#### [DIRECTION]
Collect all lines from the records below that include the word "مدنی".

#### [INPUT DATA]
###

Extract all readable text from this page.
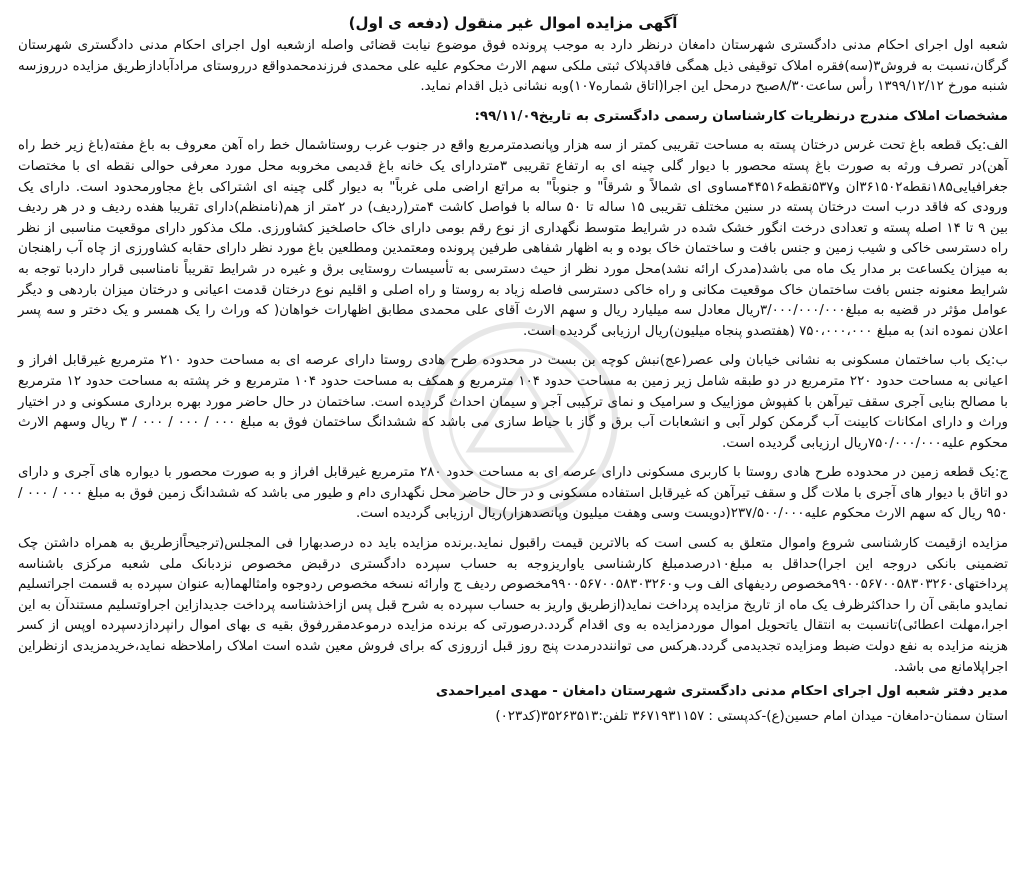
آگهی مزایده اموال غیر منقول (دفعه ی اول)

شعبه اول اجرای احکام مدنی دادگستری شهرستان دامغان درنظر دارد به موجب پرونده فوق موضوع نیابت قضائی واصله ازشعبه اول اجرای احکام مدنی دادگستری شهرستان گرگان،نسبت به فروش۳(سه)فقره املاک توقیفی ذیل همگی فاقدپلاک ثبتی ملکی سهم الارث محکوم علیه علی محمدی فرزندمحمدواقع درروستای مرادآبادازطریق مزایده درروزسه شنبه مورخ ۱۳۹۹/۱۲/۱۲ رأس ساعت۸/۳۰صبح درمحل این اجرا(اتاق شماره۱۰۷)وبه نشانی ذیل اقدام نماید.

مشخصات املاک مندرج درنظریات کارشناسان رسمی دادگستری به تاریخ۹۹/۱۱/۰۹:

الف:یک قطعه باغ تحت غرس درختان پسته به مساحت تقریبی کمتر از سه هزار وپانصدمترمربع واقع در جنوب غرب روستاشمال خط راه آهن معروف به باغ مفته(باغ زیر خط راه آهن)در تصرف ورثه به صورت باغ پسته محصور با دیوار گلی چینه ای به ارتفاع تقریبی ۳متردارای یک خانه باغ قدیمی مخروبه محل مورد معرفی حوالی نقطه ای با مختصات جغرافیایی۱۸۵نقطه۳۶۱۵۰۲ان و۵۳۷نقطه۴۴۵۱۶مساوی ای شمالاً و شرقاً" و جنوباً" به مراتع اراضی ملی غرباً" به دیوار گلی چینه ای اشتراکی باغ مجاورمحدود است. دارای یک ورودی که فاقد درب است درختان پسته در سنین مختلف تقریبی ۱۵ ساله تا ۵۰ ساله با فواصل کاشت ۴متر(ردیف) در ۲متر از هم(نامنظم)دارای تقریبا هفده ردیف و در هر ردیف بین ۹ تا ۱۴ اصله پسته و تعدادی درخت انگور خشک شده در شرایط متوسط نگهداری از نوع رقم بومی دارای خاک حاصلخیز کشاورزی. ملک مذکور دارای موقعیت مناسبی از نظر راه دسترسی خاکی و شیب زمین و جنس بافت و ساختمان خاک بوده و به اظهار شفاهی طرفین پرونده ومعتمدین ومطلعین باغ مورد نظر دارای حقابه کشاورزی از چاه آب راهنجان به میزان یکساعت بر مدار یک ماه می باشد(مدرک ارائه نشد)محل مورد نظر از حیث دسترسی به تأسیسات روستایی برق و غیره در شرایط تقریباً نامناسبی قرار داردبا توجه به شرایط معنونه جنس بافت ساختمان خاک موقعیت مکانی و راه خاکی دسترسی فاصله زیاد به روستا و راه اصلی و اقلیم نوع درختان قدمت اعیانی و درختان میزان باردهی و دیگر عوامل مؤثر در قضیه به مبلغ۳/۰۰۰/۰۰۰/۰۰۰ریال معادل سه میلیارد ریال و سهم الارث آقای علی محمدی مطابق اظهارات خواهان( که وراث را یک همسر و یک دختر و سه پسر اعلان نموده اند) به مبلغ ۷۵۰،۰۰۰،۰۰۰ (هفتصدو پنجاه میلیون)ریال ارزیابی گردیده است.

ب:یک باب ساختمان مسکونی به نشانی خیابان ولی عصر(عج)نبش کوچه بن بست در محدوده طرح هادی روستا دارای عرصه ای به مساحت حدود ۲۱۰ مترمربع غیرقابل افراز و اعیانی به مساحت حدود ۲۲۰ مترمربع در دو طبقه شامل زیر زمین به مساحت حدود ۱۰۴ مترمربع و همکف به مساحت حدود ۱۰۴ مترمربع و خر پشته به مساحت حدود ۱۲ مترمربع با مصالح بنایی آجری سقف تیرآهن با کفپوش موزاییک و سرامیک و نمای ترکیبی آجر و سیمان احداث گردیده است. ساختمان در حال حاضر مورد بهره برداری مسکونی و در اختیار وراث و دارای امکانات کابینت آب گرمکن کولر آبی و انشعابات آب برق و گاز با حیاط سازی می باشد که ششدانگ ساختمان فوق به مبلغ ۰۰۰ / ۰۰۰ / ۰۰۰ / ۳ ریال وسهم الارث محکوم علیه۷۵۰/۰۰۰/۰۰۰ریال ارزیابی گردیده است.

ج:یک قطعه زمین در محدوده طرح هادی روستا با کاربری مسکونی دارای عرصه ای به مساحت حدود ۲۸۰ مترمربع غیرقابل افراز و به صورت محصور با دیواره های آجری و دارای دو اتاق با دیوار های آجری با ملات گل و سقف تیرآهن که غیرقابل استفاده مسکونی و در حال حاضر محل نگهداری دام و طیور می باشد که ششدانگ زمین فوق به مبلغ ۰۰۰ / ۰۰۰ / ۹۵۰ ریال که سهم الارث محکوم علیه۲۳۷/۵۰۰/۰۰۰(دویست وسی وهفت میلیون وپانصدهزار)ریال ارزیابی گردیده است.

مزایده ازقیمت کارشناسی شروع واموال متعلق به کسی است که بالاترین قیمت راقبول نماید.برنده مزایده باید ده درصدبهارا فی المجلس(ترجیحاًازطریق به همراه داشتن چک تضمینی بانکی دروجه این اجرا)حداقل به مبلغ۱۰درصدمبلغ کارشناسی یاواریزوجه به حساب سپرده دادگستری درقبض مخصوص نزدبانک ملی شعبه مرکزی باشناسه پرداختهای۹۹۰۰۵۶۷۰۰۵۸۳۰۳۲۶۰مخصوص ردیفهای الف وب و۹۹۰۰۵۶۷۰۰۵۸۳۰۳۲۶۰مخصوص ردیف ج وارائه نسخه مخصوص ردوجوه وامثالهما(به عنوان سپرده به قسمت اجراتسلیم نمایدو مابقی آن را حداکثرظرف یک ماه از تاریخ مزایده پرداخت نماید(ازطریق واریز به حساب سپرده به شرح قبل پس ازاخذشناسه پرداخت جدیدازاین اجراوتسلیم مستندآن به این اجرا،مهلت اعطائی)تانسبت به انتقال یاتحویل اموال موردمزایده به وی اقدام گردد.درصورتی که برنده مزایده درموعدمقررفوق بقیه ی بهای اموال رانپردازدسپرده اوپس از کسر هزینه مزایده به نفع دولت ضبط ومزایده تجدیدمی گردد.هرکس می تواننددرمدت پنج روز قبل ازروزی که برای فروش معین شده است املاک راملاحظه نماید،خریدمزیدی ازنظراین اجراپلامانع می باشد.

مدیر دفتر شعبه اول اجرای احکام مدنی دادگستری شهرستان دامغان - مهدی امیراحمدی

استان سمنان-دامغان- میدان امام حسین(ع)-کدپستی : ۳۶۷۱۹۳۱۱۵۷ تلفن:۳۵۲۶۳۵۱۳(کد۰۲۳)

###

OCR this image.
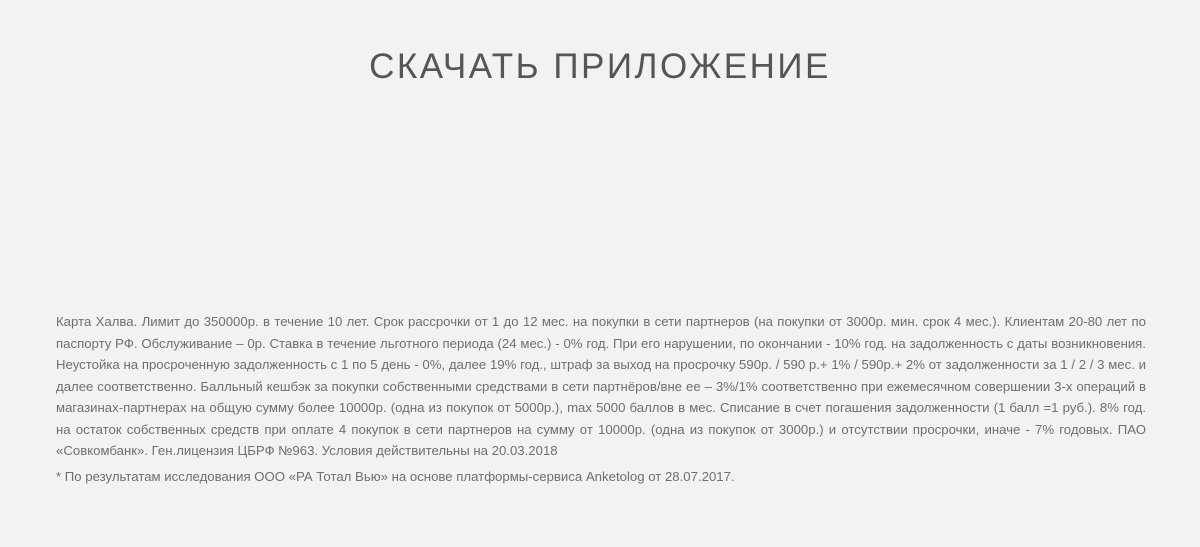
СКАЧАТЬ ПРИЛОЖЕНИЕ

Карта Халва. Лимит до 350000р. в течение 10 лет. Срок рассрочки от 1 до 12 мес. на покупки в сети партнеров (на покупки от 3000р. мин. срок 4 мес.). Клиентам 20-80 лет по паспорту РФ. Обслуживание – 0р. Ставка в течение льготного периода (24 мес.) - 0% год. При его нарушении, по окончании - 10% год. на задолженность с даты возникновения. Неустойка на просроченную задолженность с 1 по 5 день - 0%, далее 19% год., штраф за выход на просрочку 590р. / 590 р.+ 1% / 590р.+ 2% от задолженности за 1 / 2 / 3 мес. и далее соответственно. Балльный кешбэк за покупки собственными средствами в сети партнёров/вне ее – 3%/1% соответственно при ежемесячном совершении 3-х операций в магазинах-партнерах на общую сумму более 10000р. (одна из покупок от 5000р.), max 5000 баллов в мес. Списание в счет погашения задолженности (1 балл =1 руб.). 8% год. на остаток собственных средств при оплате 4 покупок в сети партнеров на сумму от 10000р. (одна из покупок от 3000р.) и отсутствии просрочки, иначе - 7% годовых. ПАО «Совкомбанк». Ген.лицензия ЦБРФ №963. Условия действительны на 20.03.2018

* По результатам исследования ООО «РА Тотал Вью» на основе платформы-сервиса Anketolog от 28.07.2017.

###

#### [OUTPUT FOR THIS TASK]
شعبه اول اجرای احکام مدنی دادگستری شهرستان دامغان درنظر دارد به موجب پرونده فوق موضوع نیابت قضائی واصله ازشعبه اول اجرای احکام مدنی دادگستری شهرستان گرگان،نسبت به فروش۳(سه)فقره املاک توقیفی ذیل همگی فاقدپلاک ثبتی ملکی سهم الارث محکوم علیه علی محمدی فرزندمحمدواقع درروستای مرادآبادازطریق مزایده درروزسه شنبه مورخ ۱۳۹۹/۱۲/۱۲ رأس ساعت۸/۳۰صبح درمحل این اجرا(اتاق شماره۱۰۷)وبه نشانی ذیل اقدام نماید.
مدیر دفتر شعبه اول اجرای احکام مدنی دادگستری شهرستان دامغان - مهدی امیراحمدی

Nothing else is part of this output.